━━ Dataset records
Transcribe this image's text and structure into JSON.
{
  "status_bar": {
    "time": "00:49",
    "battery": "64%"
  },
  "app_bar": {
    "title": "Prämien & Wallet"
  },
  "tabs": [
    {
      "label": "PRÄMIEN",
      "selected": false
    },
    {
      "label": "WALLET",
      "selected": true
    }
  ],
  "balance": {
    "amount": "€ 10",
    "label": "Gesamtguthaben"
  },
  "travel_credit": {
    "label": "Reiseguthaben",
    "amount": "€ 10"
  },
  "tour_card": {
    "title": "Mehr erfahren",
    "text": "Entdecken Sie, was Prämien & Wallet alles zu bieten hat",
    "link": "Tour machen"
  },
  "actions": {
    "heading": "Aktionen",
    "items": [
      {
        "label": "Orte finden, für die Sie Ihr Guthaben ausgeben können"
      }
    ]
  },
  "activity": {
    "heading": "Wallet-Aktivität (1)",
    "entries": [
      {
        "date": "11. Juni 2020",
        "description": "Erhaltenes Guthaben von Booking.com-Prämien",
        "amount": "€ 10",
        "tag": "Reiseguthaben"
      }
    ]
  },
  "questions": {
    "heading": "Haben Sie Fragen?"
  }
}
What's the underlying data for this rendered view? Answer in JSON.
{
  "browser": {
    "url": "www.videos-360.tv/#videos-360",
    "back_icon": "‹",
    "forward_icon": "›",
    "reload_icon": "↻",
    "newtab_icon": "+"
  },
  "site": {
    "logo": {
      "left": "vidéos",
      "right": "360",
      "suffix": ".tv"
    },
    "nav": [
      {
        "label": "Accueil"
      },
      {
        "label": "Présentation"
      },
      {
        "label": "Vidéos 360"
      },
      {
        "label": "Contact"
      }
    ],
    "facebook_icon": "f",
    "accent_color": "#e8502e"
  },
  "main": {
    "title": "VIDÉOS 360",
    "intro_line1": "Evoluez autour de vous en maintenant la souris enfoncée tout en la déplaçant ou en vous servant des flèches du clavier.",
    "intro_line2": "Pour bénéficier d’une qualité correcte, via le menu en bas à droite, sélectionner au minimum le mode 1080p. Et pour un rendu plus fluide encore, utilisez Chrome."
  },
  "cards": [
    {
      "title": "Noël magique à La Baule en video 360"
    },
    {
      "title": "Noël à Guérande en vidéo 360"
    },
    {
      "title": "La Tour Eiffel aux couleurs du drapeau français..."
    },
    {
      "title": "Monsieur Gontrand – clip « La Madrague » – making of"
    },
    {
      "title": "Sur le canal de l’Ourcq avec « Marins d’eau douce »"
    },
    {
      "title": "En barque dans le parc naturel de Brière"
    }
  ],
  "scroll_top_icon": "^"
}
━━━━
### Challenge
Output the complete data exactly as written.

### Output for this task
Transcribe this image's text and structure into JSON.
{
  "status_bar": {
    "time": "00:49",
    "battery": "64%"
  },
  "app_bar": {
    "title": "Prämien & Wallet"
  },
  "tabs": [
    {
      "label": "PRÄMIEN",
      "selected": false
    },
    {
      "label": "WALLET",
      "selected": true
    }
  ],
  "balance": {
    "amount": "€ 10",
    "label": "Gesamtguthaben"
  },
  "travel_credit": {
    "label": "Reiseguthaben",
    "amount": "€ 10"
  },
  "tour_card": {
    "title": "Mehr erfahren",
    "text": "Entdecken Sie, was Prämien & Wallet alles zu bieten hat",
    "link": "Tour machen"
  },
  "actions": {
    "heading": "Aktionen",
    "items": [
      {
        "label": "Orte finden, für die Sie Ihr Guthaben ausgeben können"
      }
    ]
  },
  "activity": {
    "heading": "Wallet-Aktivität (1)",
    "entries": [
      {
        "date": "11. Juni 2020",
        "description": "Erhaltenes Guthaben von Booking.com-Prämien",
        "amount": "€ 10",
        "tag": "Reiseguthaben"
      }
    ]
  },
  "questions": {
    "heading": "Haben Sie Fragen?"
  }
}
What's the underlying data for this rendered view? Answer in JSON.
{
  "browser": {
    "url": "www.videos-360.tv/#videos-360",
    "back_icon": "‹",
    "forward_icon": "›",
    "reload_icon": "↻",
    "newtab_icon": "+"
  },
  "site": {
    "logo": {
      "left": "vidéos",
      "right": "360",
      "suffix": ".tv"
    },
    "nav": [
      {
        "label": "Accueil"
      },
      {
        "label": "Présentation"
      },
      {
        "label": "Vidéos 360"
      },
      {
        "label": "Contact"
      }
    ],
    "facebook_icon": "f",
    "accent_color": "#e8502e"
  },
  "main": {
    "title": "VIDÉOS 360",
    "intro_line1": "Evoluez autour de vous en maintenant la souris enfoncée tout en la déplaçant ou en vous servant des flèches du clavier.",
    "intro_line2": "Pour bénéficier d’une qualité correcte, via le menu en bas à droite, sélectionner au minimum le mode 1080p. Et pour un rendu plus fluide encore, utilisez Chrome."
  },
  "cards": [
    {
      "title": "Noël magique à La Baule en video 360"
    },
    {
      "title": "Noël à Guérande en vidéo 360"
    },
    {
      "title": "La Tour Eiffel aux couleurs du drapeau français..."
    },
    {
      "title": "Monsieur Gontrand – clip « La Madrague » – making of"
    },
    {
      "title": "Sur le canal de l’Ourcq avec « Marins d’eau douce »"
    },
    {
      "title": "En barque dans le parc naturel de Brière"
    }
  ],
  "scroll_top_icon": "^"
}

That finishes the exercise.